**BRIEF**:
Go over the entries below line by line, copying each one that contains the word "contacts".

(Excerpt from a dataset)
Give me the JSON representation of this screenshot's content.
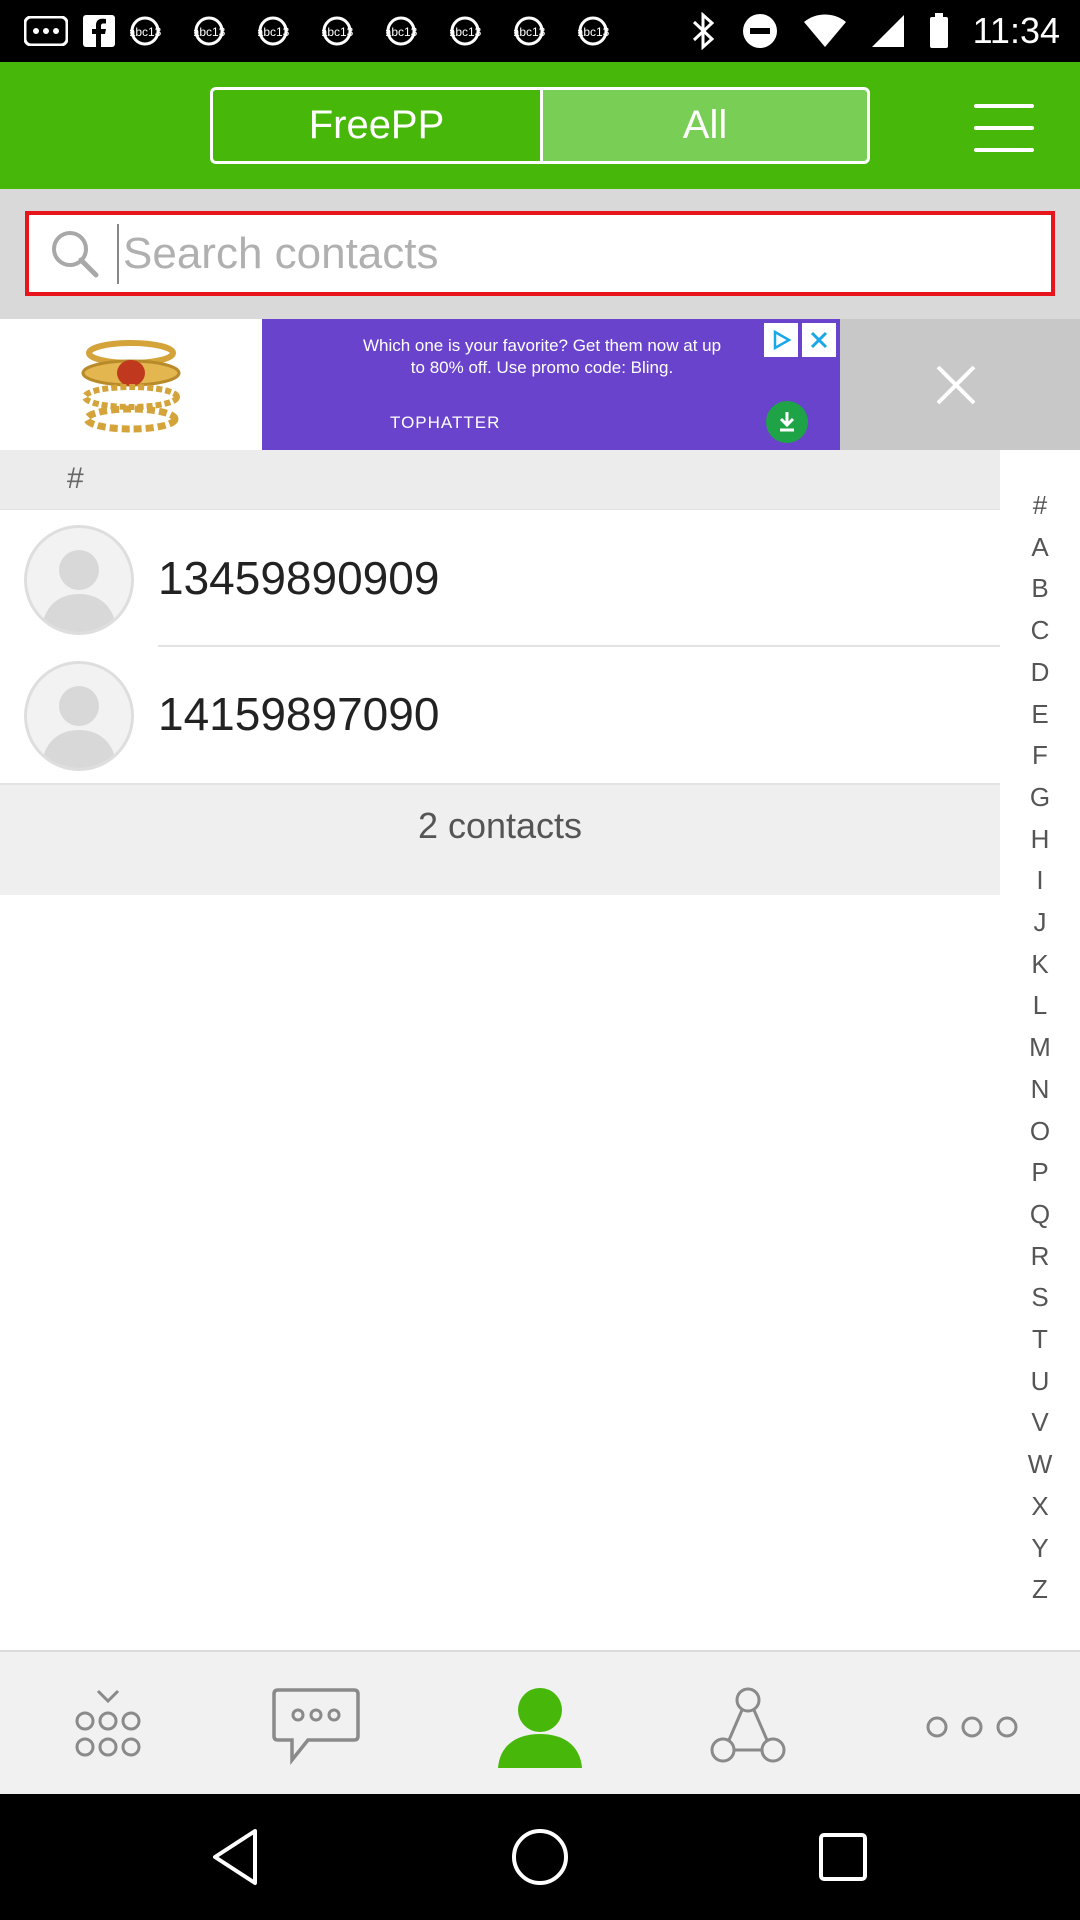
{
  "status_bar": {
    "time": "11:34",
    "notification_icons": [
      "more-dots-icon",
      "facebook-icon",
      "abc13-icon",
      "abc13-icon",
      "abc13-icon",
      "abc13-icon",
      "abc13-icon",
      "abc13-icon",
      "abc13-icon",
      "abc13-icon"
    ],
    "notification_labels": [
      "abc13",
      "abc13",
      "abc13",
      "abc13",
      "abc13",
      "abc13",
      "abc13",
      "abc13"
    ],
    "system_icons": [
      "bluetooth-icon",
      "do-not-disturb-icon",
      "wifi-icon",
      "signal-icon",
      "battery-icon"
    ]
  },
  "header": {
    "tabs": [
      {
        "label": "FreePP",
        "selected": false
      },
      {
        "label": "All",
        "selected": true
      }
    ],
    "menu_icon": "hamburger-menu-icon",
    "accent_color": "#47b80a"
  },
  "search": {
    "placeholder": "Search contacts",
    "value": ""
  },
  "ad": {
    "text": "Which one is your favorite? Get them now at up to 80% off. Use promo code: Bling.",
    "brand": "TOPHATTER",
    "close_icon": "close-icon"
  },
  "contacts": {
    "section_header": "#",
    "items": [
      {
        "name": "13459890909"
      },
      {
        "name": "14159897090"
      }
    ],
    "count_label": "2 contacts"
  },
  "alphabet_index": [
    "#",
    "A",
    "B",
    "C",
    "D",
    "E",
    "F",
    "G",
    "H",
    "I",
    "J",
    "K",
    "L",
    "M",
    "N",
    "O",
    "P",
    "Q",
    "R",
    "S",
    "T",
    "U",
    "V",
    "W",
    "X",
    "Y",
    "Z"
  ],
  "bottom_nav": [
    {
      "icon": "dialpad-icon",
      "active": false
    },
    {
      "icon": "chat-icon",
      "active": false
    },
    {
      "icon": "contacts-icon",
      "active": true
    },
    {
      "icon": "social-network-icon",
      "active": false
    },
    {
      "icon": "more-icon",
      "active": false
    }
  ],
  "system_nav": [
    "back-icon",
    "home-icon",
    "recents-icon"
  ]
}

**WORKED SOLUTION**:
    "placeholder": "Search contacts",
  "contacts": {
    "count_label": "2 contacts"
      "icon": "contacts-icon",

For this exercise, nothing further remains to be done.